:: Goal ::
Look through the material and copy each line holding "simulation".
--- Start Given information ---
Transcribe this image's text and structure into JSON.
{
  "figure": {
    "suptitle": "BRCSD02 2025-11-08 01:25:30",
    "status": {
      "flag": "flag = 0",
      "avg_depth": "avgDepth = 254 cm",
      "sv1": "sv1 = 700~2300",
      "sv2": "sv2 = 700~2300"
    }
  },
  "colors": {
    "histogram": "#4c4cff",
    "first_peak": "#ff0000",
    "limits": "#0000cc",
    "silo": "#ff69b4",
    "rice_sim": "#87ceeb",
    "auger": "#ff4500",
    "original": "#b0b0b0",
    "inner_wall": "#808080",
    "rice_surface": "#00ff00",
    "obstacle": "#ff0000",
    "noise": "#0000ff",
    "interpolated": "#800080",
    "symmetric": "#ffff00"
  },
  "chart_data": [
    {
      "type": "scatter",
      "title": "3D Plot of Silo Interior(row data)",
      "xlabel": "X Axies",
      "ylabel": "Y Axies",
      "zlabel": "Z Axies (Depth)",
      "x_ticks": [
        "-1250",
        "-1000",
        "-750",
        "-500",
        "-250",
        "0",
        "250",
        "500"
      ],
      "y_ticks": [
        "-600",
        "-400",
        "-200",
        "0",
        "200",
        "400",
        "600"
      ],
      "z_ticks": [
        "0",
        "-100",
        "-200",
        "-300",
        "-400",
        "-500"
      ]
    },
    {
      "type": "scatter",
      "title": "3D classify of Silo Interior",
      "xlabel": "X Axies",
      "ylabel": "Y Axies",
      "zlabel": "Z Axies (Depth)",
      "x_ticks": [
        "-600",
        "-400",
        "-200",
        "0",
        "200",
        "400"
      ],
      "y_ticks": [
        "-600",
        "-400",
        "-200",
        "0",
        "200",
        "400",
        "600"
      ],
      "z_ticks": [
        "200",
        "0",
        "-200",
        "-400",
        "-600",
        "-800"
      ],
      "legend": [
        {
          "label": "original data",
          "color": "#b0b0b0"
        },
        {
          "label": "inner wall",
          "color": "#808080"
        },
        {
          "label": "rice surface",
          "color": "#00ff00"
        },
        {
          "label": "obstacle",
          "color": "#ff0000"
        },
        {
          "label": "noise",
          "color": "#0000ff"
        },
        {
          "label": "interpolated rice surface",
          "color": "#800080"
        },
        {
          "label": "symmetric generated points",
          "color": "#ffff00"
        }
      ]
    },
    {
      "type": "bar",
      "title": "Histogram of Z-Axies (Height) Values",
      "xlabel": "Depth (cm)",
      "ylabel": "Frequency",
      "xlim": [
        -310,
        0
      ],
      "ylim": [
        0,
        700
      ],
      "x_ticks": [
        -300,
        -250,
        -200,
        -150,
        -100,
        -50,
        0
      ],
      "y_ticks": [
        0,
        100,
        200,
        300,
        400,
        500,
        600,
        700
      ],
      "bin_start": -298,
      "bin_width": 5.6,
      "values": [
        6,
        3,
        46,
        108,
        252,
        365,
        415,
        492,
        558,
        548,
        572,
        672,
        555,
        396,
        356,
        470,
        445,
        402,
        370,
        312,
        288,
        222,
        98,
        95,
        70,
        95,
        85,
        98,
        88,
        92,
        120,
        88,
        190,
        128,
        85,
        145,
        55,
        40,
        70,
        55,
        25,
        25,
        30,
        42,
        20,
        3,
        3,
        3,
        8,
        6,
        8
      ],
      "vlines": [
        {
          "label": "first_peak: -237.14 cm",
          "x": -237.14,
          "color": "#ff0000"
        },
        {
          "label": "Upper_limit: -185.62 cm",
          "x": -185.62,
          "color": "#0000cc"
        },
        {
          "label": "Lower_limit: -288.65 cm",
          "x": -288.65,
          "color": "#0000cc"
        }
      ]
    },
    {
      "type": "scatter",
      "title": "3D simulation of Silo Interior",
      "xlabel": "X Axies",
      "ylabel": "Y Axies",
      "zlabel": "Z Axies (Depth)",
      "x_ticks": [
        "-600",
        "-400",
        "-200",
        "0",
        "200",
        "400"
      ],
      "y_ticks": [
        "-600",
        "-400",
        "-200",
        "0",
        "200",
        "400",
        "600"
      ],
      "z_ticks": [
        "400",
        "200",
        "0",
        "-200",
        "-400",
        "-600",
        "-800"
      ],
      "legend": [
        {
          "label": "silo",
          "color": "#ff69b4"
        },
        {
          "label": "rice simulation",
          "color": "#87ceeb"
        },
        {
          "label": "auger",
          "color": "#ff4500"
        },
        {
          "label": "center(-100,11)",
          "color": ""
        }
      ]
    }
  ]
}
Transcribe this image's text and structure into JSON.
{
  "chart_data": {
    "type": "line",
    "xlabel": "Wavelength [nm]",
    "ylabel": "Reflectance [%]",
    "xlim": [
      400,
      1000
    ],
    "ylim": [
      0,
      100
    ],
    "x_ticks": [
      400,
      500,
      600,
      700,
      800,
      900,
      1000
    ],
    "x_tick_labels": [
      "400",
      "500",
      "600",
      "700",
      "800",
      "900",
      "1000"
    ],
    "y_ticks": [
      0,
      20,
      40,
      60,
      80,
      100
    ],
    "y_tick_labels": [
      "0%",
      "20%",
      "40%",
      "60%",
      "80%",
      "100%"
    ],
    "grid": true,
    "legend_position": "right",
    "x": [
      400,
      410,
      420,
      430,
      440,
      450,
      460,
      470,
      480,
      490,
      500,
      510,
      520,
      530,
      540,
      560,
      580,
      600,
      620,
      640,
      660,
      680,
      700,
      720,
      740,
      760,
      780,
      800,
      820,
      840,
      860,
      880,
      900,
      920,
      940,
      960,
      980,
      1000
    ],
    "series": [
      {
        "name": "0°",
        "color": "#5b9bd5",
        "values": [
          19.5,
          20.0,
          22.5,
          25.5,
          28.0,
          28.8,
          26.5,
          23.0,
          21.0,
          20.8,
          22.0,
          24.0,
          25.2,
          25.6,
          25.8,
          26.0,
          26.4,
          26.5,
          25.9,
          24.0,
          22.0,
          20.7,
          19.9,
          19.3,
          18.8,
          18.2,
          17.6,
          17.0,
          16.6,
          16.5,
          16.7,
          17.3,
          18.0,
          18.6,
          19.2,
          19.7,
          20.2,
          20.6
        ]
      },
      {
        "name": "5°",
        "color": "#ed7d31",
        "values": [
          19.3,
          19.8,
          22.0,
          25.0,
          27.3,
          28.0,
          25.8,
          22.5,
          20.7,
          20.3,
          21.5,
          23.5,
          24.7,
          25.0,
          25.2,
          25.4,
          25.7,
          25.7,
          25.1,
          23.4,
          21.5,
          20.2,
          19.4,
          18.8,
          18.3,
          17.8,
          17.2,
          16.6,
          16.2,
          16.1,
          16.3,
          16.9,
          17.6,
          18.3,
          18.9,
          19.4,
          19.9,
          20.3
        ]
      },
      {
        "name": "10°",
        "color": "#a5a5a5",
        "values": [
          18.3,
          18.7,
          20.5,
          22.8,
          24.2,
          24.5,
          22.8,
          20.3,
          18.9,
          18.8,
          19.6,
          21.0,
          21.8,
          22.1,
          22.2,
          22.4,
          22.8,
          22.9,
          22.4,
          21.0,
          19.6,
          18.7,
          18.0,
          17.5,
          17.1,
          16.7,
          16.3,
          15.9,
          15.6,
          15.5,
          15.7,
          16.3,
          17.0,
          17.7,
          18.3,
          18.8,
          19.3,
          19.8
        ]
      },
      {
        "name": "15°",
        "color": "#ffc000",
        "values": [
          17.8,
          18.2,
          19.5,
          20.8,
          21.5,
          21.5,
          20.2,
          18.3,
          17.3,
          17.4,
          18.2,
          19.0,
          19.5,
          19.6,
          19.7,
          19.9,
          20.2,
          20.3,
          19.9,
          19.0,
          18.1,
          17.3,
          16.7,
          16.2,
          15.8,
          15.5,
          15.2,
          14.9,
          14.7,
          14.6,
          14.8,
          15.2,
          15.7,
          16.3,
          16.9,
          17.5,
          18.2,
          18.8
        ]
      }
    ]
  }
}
--- End Given information ---
:: The result ::
      "title": "3D simulation of Silo Interior",
          "label": "rice simulation",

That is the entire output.